● **Text extract**
★ ★ ★ ★

First, your goal is not to get the girl. She is not a prize to be won or a mission objective. Instead your goal is to simple be you and be her friend. The qualitites that make you a friend are the qualitites that will ultimately attract her to you should things be meant to be. And what qualities do we all want in a friend? Someone who is nice, considerate, thoughtful, respectful, and decent. Someone who doesn't play games with us, isn't arrogant, brash, selfish, etc. Having fun is important, but you do that by what you do together, not in acting a certain way. You do things the two of you enjoy, she will have fun because you are friends.

 

Time to forget about the girl, for now. Dont talk to her as much as you used to, if you do, keep the convo short and simple. Hang out with her alot less. This is done to take your mind off the girl. You need to get rid of the "crush" state of mind, because the emotions will only mess with your head. Every time you see the girl, your feelings for her will soar up even higher, and you will always be thinking "does she like me?".

 

How does acting like you are too busy to be her friend, going to want her to be more then friends? Odds are more likely that she will meet someone else who does spend time with her, and fall for him. You will not only hurt any chance at a relationship, you'll cause tension to the friendship. And if you really have a crush on her, then you will most likely still be thinking of her even if shes not around. You will want to be around her and miss just the sight of her or the sound of her voice. You'll be wondering what she is doing right now and if she thinks of you.

★ ★ ★ ★

● **Dataset section**
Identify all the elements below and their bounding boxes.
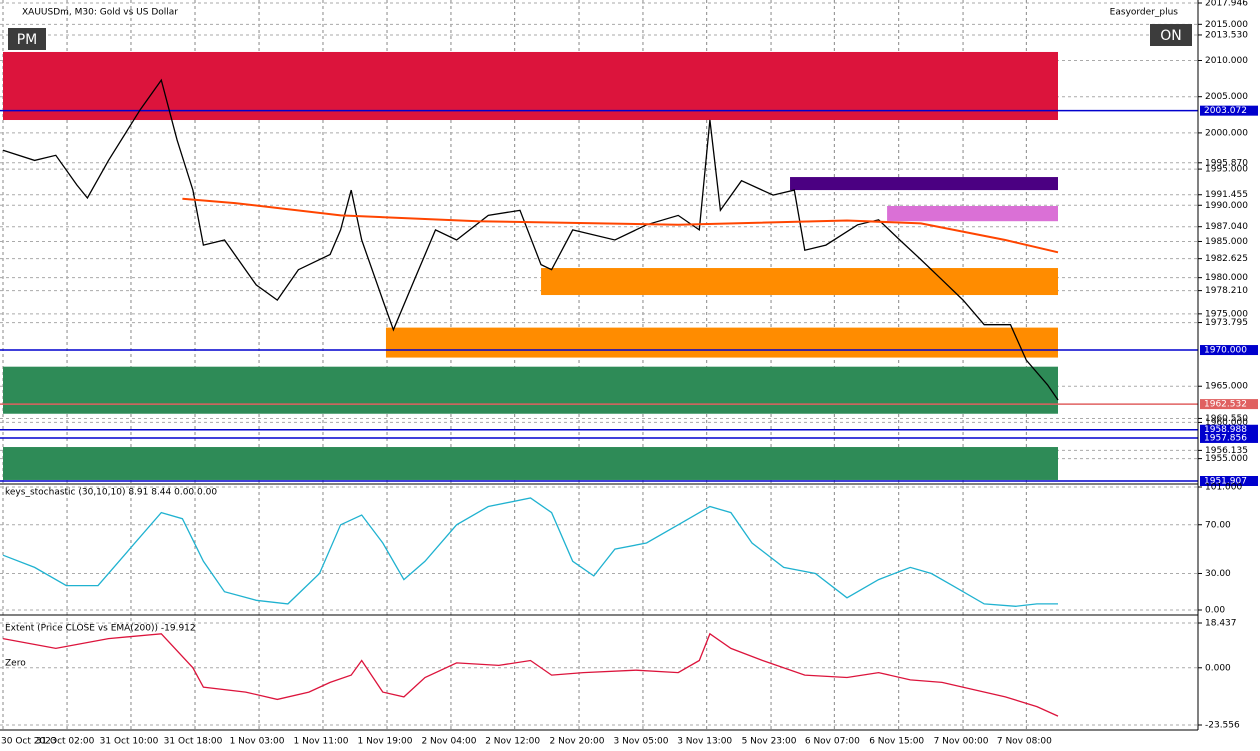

★ ★ ★ ★

● **Given exercise 1**
Reproduce the part of the crush advice text between "First, your goal" and "you are friends.", inclusive.
● **Given exercise 2**
Using the crush advice text, answer yes or no to each statement and quote the words that decide it: (a) The goal is to get the girl. (b) You should hang out with her less. (c) She may fall for someone else who spends time with her.

● **Problem solution 1**
First, your goal is not to get the girl. She is not a prize to be won or a mission objective. Instead your goal is to simple be you and be her friend. The qualitites that make you a friend are the qualitites that will ultimately attract her to you should things be meant to be. And what qualities do we all want in a friend? Someone who is nice, considerate, thoughtful, respectful, and decent. Someone who doesn't play games with us, isn't arrogant, brash, selfish, etc. Having fun is important, but you do that by what you do together, not in acting a certain way. You do things the two of you enjoy, she will have fun because you are friends.

● **Problem solution 2**
(a) No: "First, your goal is not to get the girl."
(b) Yes: "Hang out with her alot less."
(c) Yes: "Odds are more likely that she will meet someone else who does spend time with her, and fall for him."